■ **Set exercise**
Give the records back in full, exactly as they read.

(Excerpts from a figure dataset)
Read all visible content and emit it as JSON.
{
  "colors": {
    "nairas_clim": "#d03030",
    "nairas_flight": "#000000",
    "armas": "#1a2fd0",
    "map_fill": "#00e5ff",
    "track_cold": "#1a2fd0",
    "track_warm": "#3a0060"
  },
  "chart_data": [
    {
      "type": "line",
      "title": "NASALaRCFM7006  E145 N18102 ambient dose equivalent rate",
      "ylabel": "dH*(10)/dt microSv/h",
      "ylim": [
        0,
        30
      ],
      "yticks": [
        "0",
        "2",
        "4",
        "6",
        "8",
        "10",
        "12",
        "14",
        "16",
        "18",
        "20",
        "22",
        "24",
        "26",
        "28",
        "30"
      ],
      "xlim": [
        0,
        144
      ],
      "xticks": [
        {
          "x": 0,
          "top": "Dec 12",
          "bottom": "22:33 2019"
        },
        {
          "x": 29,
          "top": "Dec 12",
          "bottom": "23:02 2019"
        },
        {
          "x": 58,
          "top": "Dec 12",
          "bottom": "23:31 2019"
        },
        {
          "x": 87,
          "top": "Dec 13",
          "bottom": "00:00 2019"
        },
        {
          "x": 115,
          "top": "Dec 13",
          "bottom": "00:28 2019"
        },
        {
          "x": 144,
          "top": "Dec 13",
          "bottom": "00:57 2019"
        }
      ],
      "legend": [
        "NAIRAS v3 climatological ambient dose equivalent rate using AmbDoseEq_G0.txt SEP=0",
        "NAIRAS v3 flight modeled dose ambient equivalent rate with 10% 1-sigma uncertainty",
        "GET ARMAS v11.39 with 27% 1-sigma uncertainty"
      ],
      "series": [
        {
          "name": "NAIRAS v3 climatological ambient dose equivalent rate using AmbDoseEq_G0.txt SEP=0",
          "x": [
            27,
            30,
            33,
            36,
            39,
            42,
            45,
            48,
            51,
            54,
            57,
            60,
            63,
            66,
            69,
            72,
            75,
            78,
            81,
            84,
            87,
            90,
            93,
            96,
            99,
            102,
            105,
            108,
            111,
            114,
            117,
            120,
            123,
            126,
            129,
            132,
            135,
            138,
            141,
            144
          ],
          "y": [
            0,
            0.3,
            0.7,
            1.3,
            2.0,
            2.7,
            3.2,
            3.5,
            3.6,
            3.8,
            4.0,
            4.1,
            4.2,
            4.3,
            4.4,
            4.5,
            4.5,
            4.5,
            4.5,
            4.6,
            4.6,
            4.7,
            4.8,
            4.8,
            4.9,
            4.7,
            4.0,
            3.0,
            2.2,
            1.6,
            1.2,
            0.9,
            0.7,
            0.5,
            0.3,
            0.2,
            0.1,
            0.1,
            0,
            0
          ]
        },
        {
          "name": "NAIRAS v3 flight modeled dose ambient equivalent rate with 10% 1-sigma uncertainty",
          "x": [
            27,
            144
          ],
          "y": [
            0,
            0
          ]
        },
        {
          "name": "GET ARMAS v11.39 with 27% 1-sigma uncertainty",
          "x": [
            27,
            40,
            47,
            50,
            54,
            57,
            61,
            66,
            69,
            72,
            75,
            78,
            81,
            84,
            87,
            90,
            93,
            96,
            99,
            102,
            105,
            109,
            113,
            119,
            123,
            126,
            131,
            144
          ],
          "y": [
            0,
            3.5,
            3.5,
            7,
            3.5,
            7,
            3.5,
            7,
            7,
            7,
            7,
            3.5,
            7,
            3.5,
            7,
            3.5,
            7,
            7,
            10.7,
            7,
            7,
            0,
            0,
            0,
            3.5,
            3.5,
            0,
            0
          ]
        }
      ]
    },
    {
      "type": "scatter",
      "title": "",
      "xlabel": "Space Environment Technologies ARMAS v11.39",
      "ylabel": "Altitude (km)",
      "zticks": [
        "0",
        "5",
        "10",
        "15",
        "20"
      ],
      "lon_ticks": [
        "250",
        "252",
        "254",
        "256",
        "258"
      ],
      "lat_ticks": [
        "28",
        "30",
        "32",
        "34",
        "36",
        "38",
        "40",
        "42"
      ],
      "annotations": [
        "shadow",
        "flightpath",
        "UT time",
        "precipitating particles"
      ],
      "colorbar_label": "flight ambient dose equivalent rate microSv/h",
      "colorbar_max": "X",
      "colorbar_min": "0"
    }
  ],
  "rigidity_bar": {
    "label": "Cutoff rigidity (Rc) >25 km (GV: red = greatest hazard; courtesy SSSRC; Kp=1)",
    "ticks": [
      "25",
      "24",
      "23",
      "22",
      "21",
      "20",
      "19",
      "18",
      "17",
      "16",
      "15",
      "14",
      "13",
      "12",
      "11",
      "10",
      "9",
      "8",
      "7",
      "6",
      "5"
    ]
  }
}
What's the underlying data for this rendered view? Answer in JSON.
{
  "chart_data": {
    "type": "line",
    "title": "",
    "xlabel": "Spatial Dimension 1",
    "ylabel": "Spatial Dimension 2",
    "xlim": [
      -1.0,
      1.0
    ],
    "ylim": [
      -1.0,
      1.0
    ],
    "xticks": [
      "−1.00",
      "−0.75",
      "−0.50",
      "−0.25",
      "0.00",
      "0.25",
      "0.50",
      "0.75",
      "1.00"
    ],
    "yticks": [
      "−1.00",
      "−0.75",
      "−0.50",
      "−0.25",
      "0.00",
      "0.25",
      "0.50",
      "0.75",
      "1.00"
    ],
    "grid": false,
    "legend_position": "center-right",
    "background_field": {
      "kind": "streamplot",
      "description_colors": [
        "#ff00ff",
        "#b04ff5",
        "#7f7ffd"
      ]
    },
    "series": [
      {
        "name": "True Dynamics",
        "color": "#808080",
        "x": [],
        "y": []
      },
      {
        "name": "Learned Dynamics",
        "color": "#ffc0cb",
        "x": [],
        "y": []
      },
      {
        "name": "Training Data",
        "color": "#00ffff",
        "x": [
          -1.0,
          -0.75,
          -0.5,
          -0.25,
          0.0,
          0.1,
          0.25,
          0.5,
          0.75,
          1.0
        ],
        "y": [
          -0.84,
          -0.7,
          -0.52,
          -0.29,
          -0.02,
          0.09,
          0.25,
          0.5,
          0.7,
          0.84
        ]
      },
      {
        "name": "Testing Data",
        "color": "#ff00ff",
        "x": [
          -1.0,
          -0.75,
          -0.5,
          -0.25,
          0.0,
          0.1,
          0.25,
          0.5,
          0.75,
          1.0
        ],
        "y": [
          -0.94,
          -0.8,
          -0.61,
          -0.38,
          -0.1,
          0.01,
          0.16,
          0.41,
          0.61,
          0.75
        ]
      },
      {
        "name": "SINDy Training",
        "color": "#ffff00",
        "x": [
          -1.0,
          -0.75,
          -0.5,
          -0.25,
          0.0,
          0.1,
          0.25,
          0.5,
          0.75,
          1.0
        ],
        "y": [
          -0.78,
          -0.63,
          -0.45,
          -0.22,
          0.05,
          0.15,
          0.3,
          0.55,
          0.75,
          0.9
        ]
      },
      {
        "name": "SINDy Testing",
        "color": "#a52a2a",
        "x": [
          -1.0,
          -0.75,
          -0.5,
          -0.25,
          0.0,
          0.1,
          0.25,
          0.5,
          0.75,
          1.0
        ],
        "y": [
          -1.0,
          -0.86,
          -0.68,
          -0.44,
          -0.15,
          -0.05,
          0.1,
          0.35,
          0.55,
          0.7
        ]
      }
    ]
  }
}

■ **Result**
Read all visible content and emit it as JSON.
{
  "colors": {
    "nairas_clim": "#d03030",
    "nairas_flight": "#000000",
    "armas": "#1a2fd0",
    "map_fill": "#00e5ff",
    "track_cold": "#1a2fd0",
    "track_warm": "#3a0060"
  },
  "chart_data": [
    {
      "type": "line",
      "title": "NASALaRCFM7006  E145 N18102 ambient dose equivalent rate",
      "ylabel": "dH*(10)/dt microSv/h",
      "ylim": [
        0,
        30
      ],
      "yticks": [
        "0",
        "2",
        "4",
        "6",
        "8",
        "10",
        "12",
        "14",
        "16",
        "18",
        "20",
        "22",
        "24",
        "26",
        "28",
        "30"
      ],
      "xlim": [
        0,
        144
      ],
      "xticks": [
        {
          "x": 0,
          "top": "Dec 12",
          "bottom": "22:33 2019"
        },
        {
          "x": 29,
          "top": "Dec 12",
          "bottom": "23:02 2019"
        },
        {
          "x": 58,
          "top": "Dec 12",
          "bottom": "23:31 2019"
        },
        {
          "x": 87,
          "top": "Dec 13",
          "bottom": "00:00 2019"
        },
        {
          "x": 115,
          "top": "Dec 13",
          "bottom": "00:28 2019"
        },
        {
          "x": 144,
          "top": "Dec 13",
          "bottom": "00:57 2019"
        }
      ],
      "legend": [
        "NAIRAS v3 climatological ambient dose equivalent rate using AmbDoseEq_G0.txt SEP=0",
        "NAIRAS v3 flight modeled dose ambient equivalent rate with 10% 1-sigma uncertainty",
        "GET ARMAS v11.39 with 27% 1-sigma uncertainty"
      ],
      "series": [
        {
          "name": "NAIRAS v3 climatological ambient dose equivalent rate using AmbDoseEq_G0.txt SEP=0",
          "x": [
            27,
            30,
            33,
            36,
            39,
            42,
            45,
            48,
            51,
            54,
            57,
            60,
            63,
            66,
            69,
            72,
            75,
            78,
            81,
            84,
            87,
            90,
            93,
            96,
            99,
            102,
            105,
            108,
            111,
            114,
            117,
            120,
            123,
            126,
            129,
            132,
            135,
            138,
            141,
            144
          ],
          "y": [
            0,
            0.3,
            0.7,
            1.3,
            2.0,
            2.7,
            3.2,
            3.5,
            3.6,
            3.8,
            4.0,
            4.1,
            4.2,
            4.3,
            4.4,
            4.5,
            4.5,
            4.5,
            4.5,
            4.6,
            4.6,
            4.7,
            4.8,
            4.8,
            4.9,
            4.7,
            4.0,
            3.0,
            2.2,
            1.6,
            1.2,
            0.9,
            0.7,
            0.5,
            0.3,
            0.2,
            0.1,
            0.1,
            0,
            0
          ]
        },
        {
          "name": "NAIRAS v3 flight modeled dose ambient equivalent rate with 10% 1-sigma uncertainty",
          "x": [
            27,
            144
          ],
          "y": [
            0,
            0
          ]
        },
        {
          "name": "GET ARMAS v11.39 with 27% 1-sigma uncertainty",
          "x": [
            27,
            40,
            47,
            50,
            54,
            57,
            61,
            66,
            69,
            72,
            75,
            78,
            81,
            84,
            87,
            90,
            93,
            96,
            99,
            102,
            105,
            109,
            113,
            119,
            123,
            126,
            131,
            144
          ],
          "y": [
            0,
            3.5,
            3.5,
            7,
            3.5,
            7,
            3.5,
            7,
            7,
            7,
            7,
            3.5,
            7,
            3.5,
            7,
            3.5,
            7,
            7,
            10.7,
            7,
            7,
            0,
            0,
            0,
            3.5,
            3.5,
            0,
            0
          ]
        }
      ]
    },
    {
      "type": "scatter",
      "title": "",
      "xlabel": "Space Environment Technologies ARMAS v11.39",
      "ylabel": "Altitude (km)",
      "zticks": [
        "0",
        "5",
        "10",
        "15",
        "20"
      ],
      "lon_ticks": [
        "250",
        "252",
        "254",
        "256",
        "258"
      ],
      "lat_ticks": [
        "28",
        "30",
        "32",
        "34",
        "36",
        "38",
        "40",
        "42"
      ],
      "annotations": [
        "shadow",
        "flightpath",
        "UT time",
        "precipitating particles"
      ],
      "colorbar_label": "flight ambient dose equivalent rate microSv/h",
      "colorbar_max": "X",
      "colorbar_min": "0"
    }
  ],
  "rigidity_bar": {
    "label": "Cutoff rigidity (Rc) >25 km (GV: red = greatest hazard; courtesy SSSRC; Kp=1)",
    "ticks": [
      "25",
      "24",
      "23",
      "22",
      "21",
      "20",
      "19",
      "18",
      "17",
      "16",
      "15",
      "14",
      "13",
      "12",
      "11",
      "10",
      "9",
      "8",
      "7",
      "6",
      "5"
    ]
  }
}
What's the underlying data for this rendered view? Answer in JSON.
{
  "chart_data": {
    "type": "line",
    "title": "",
    "xlabel": "Spatial Dimension 1",
    "ylabel": "Spatial Dimension 2",
    "xlim": [
      -1.0,
      1.0
    ],
    "ylim": [
      -1.0,
      1.0
    ],
    "xticks": [
      "−1.00",
      "−0.75",
      "−0.50",
      "−0.25",
      "0.00",
      "0.25",
      "0.50",
      "0.75",
      "1.00"
    ],
    "yticks": [
      "−1.00",
      "−0.75",
      "−0.50",
      "−0.25",
      "0.00",
      "0.25",
      "0.50",
      "0.75",
      "1.00"
    ],
    "grid": false,
    "legend_position": "center-right",
    "background_field": {
      "kind": "streamplot",
      "description_colors": [
        "#ff00ff",
        "#b04ff5",
        "#7f7ffd"
      ]
    },
    "series": [
      {
        "name": "True Dynamics",
        "color": "#808080",
        "x": [],
        "y": []
      },
      {
        "name": "Learned Dynamics",
        "color": "#ffc0cb",
        "x": [],
        "y": []
      },
      {
        "name": "Training Data",
        "color": "#00ffff",
        "x": [
          -1.0,
          -0.75,
          -0.5,
          -0.25,
          0.0,
          0.1,
          0.25,
          0.5,
          0.75,
          1.0
        ],
        "y": [
          -0.84,
          -0.7,
          -0.52,
          -0.29,
          -0.02,
          0.09,
          0.25,
          0.5,
          0.7,
          0.84
        ]
      },
      {
        "name": "Testing Data",
        "color": "#ff00ff",
        "x": [
          -1.0,
          -0.75,
          -0.5,
          -0.25,
          0.0,
          0.1,
          0.25,
          0.5,
          0.75,
          1.0
        ],
        "y": [
          -0.94,
          -0.8,
          -0.61,
          -0.38,
          -0.1,
          0.01,
          0.16,
          0.41,
          0.61,
          0.75
        ]
      },
      {
        "name": "SINDy Training",
        "color": "#ffff00",
        "x": [
          -1.0,
          -0.75,
          -0.5,
          -0.25,
          0.0,
          0.1,
          0.25,
          0.5,
          0.75,
          1.0
        ],
        "y": [
          -0.78,
          -0.63,
          -0.45,
          -0.22,
          0.05,
          0.15,
          0.3,
          0.55,
          0.75,
          0.9
        ]
      },
      {
        "name": "SINDy Testing",
        "color": "#a52a2a",
        "x": [
          -1.0,
          -0.75,
          -0.5,
          -0.25,
          0.0,
          0.1,
          0.25,
          0.5,
          0.75,
          1.0
        ],
        "y": [
          -1.0,
          -0.86,
          -0.68,
          -0.44,
          -0.15,
          -0.05,
          0.1,
          0.35,
          0.55,
          0.7
        ]
      }
    ]
  }
}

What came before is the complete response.